DOCUMENT SECTION:
+ + + +

Summary of Significant Accounting Policies

Our accounting policies are as set forth in the notes to consolidated financial statements referred to above and below.

Revenue Recognition
The Company recognizes revenue, but not profit, for certain significant claims when it is determined that recovery of incurred costs is probable and the amounts can be reliably estimated. Under Accounting Standards Codification (“ASC”) 605-35-25 “Revenue Recognition–Construction-Type and Production-Type Contracts”, these requirements are satisfied when the contract or other evidence provides a legal basis for the claim, additional costs were caused by circumstances that were unforeseen at the contract date and not the result of deficiencies in the Company’s performance, claim-related costs are identifiable and considered reasonable in view of the work performed, and evidence supporting the claim is objective and verifiable. The Company periodically evaluates its position and the amounts recognized in revenue with respect to all its claims. Amounts ultimately realized from claims could differ materially from the balances included in the condensed consolidated financial statements.

Recently Adopted Accounting Standards
In February 2013, the Financial Accounting Standards Board (“FASB”) issued Accounting Standards Update (“ASU”) No. 2013-02 (“ASU 2013-02”), "Reporting of Amounts Reclassified Out of Accumulated Other Comprehensive Income.”   This ASU requires entities to disclose the effect of items reclassified out of accumulated other comprehensive income on each affected net income line item. For accumulated other comprehensive income reclassification items that are not reclassified in their entirety into net income, entities are required to cross-reference to other disclosures required under U.S. GAAP that provide additional detail on these amounts. This information may be provided either in the notes or parenthetically on the face of the financials. For public entities, the guidance is effective for annual reporting periods beginning after December 15, 2012 and interim periods within those years. The adoption of ASU 2013-02 did not have a material impact on the Company's financial condition or results of operations.

+ + + +

CHALLENGES:
• 1. According to the accounting policies summary, for public entities, ASU 2013-02 applies to annual reporting periods beginning after what date?
• 2. Transcribe the accounting policies summary word for word, starting at "Summary of Significant" and ending at "above and below.".
• 3. Pick up the accounting policies summary after its final sentence and carry it forward in the same style.

DATA PROVIDED:

+ + + +

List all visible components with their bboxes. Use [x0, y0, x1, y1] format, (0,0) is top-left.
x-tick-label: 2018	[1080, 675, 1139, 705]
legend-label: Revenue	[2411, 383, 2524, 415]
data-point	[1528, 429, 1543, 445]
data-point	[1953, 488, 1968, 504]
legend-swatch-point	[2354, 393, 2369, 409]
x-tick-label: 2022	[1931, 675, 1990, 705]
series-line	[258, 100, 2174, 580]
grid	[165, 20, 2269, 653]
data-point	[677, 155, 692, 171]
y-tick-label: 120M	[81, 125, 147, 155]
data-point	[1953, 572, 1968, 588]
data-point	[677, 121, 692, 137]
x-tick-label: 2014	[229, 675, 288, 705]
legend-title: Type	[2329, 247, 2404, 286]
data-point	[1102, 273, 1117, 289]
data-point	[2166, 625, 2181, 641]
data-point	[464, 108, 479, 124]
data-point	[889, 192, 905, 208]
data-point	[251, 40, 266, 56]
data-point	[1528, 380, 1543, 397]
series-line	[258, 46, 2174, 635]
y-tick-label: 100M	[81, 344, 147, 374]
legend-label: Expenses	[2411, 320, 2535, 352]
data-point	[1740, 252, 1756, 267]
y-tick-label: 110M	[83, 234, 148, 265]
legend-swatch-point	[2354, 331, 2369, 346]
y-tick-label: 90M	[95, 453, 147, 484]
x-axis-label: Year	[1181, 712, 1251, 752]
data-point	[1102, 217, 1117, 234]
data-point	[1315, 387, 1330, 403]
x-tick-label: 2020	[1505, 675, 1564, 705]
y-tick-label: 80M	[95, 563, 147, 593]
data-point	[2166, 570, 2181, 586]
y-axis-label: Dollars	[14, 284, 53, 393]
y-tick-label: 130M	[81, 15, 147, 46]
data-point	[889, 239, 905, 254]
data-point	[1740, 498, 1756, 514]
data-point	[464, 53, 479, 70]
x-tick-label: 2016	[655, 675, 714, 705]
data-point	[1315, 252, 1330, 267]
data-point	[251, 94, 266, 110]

+ + + +

FINAL ANSWERS:
• 1. December 15, 2012

• 2.
Summary of Significant Accounting Policies

Our accounting policies are as set forth in the notes to consolidated financial statements referred to above and below.

• 3.
Recently Issued Accounting Standards
In February 2013, the FASB issued ASU 2013-04, “Obligations Resulting From Joint and Several Liability Arrangements for Which the Total Amount of the Obligation is Fixed at the Reporting Date,”  an amendment to FASB ASC Topic 405, “Liabilities.”   The update requires an entity to measure obligations resulting from joint and several liability arrangements for which the total amount of the obligation is fixed as of the reporting date as the sum of the obligation the entity agreed to pay among its co-obligors and any additional amount the entity expects to pay on behalf of its co-obligors. This ASU is effective for annual and interim periods beginning after December 15, 2013 and is required to be applied retrospectively to all prior periods presented for those obligations that existed upon adoption of the ASU. The Company is still assessing the potential impact of adopting this guidance.
 
In July 2013, the FASB issued ASU No. 2013-11 “Presentation of an Unrecognized Tax Benefit When a Net Operating Loss Carryforward, a Similar Tax Loss, or a Tax Credit Carryforward Exists.” ASU No. 2013-11 is a new accounting standard on the financial statement presentation of unrecognized tax benefits. The new guidance requires an entity to present an unrecognized tax benefit and an net operating loss carryforward, a similar tax loss, or a tax credit carryforward on a net basis as part of a deferred tax asset, unless the unrecognized tax benefit is not available to reduce the deferred tax asset component or would not be utilized for that purpose, then a liability would be recognized. This ASU is effective for annual and interim periods beginning after December 15, 2013.  We are still assessing the potential impact of adopting this guidance on our financial statements.